(Stored data)
%%

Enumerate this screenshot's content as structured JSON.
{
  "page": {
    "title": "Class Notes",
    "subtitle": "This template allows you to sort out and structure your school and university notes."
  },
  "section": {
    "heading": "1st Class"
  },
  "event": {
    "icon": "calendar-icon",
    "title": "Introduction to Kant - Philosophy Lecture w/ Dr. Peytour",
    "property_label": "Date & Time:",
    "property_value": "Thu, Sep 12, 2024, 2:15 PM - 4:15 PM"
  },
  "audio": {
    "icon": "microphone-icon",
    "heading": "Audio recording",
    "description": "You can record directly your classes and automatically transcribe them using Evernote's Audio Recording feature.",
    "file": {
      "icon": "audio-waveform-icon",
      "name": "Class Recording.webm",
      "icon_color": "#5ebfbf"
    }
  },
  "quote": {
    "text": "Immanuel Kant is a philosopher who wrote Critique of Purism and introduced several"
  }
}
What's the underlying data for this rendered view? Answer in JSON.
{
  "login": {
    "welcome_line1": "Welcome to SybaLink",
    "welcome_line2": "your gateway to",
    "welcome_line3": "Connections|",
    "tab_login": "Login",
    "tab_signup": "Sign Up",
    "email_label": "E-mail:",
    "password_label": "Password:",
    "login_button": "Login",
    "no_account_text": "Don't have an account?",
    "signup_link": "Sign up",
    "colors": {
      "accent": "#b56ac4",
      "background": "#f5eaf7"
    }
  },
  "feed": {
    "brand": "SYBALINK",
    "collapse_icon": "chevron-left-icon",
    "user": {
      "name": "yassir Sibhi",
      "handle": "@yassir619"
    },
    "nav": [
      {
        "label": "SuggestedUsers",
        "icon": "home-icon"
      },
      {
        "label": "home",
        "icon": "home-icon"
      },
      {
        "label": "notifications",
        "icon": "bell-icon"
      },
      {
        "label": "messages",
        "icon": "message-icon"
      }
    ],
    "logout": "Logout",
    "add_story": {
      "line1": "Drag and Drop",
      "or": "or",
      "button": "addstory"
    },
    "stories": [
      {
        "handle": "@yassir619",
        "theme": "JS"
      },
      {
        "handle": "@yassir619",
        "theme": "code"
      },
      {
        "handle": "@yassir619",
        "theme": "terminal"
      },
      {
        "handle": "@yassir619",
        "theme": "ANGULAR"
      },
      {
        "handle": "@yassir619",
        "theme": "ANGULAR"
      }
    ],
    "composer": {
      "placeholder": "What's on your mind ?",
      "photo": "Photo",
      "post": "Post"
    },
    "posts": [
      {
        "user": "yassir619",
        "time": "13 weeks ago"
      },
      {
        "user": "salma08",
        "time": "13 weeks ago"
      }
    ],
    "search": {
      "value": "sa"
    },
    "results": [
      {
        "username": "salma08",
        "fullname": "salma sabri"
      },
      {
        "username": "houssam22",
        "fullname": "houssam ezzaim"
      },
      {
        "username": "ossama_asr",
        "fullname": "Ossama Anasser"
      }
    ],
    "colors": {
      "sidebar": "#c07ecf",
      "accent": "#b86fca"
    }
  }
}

%%

• **Work instructions**
Give the data again, exactly as it stands.

• **Solution to this problem**
Enumerate this screenshot's content as structured JSON.
{
  "page": {
    "title": "Class Notes",
    "subtitle": "This template allows you to sort out and structure your school and university notes."
  },
  "section": {
    "heading": "1st Class"
  },
  "event": {
    "icon": "calendar-icon",
    "title": "Introduction to Kant - Philosophy Lecture w/ Dr. Peytour",
    "property_label": "Date & Time:",
    "property_value": "Thu, Sep 12, 2024, 2:15 PM - 4:15 PM"
  },
  "audio": {
    "icon": "microphone-icon",
    "heading": "Audio recording",
    "description": "You can record directly your classes and automatically transcribe them using Evernote's Audio Recording feature.",
    "file": {
      "icon": "audio-waveform-icon",
      "name": "Class Recording.webm",
      "icon_color": "#5ebfbf"
    }
  },
  "quote": {
    "text": "Immanuel Kant is a philosopher who wrote Critique of Purism and introduced several"
  }
}
What's the underlying data for this rendered view? Answer in JSON.
{
  "login": {
    "welcome_line1": "Welcome to SybaLink",
    "welcome_line2": "your gateway to",
    "welcome_line3": "Connections|",
    "tab_login": "Login",
    "tab_signup": "Sign Up",
    "email_label": "E-mail:",
    "password_label": "Password:",
    "login_button": "Login",
    "no_account_text": "Don't have an account?",
    "signup_link": "Sign up",
    "colors": {
      "accent": "#b56ac4",
      "background": "#f5eaf7"
    }
  },
  "feed": {
    "brand": "SYBALINK",
    "collapse_icon": "chevron-left-icon",
    "user": {
      "name": "yassir Sibhi",
      "handle": "@yassir619"
    },
    "nav": [
      {
        "label": "SuggestedUsers",
        "icon": "home-icon"
      },
      {
        "label": "home",
        "icon": "home-icon"
      },
      {
        "label": "notifications",
        "icon": "bell-icon"
      },
      {
        "label": "messages",
        "icon": "message-icon"
      }
    ],
    "logout": "Logout",
    "add_story": {
      "line1": "Drag and Drop",
      "or": "or",
      "button": "addstory"
    },
    "stories": [
      {
        "handle": "@yassir619",
        "theme": "JS"
      },
      {
        "handle": "@yassir619",
        "theme": "code"
      },
      {
        "handle": "@yassir619",
        "theme": "terminal"
      },
      {
        "handle": "@yassir619",
        "theme": "ANGULAR"
      },
      {
        "handle": "@yassir619",
        "theme": "ANGULAR"
      }
    ],
    "composer": {
      "placeholder": "What's on your mind ?",
      "photo": "Photo",
      "post": "Post"
    },
    "posts": [
      {
        "user": "yassir619",
        "time": "13 weeks ago"
      },
      {
        "user": "salma08",
        "time": "13 weeks ago"
      }
    ],
    "search": {
      "value": "sa"
    },
    "results": [
      {
        "username": "salma08",
        "fullname": "salma sabri"
      },
      {
        "username": "houssam22",
        "fullname": "houssam ezzaim"
      },
      {
        "username": "ossama_asr",
        "fullname": "Ossama Anasser"
      }
    ],
    "colors": {
      "sidebar": "#c07ecf",
      "accent": "#b86fca"
    }
  }
}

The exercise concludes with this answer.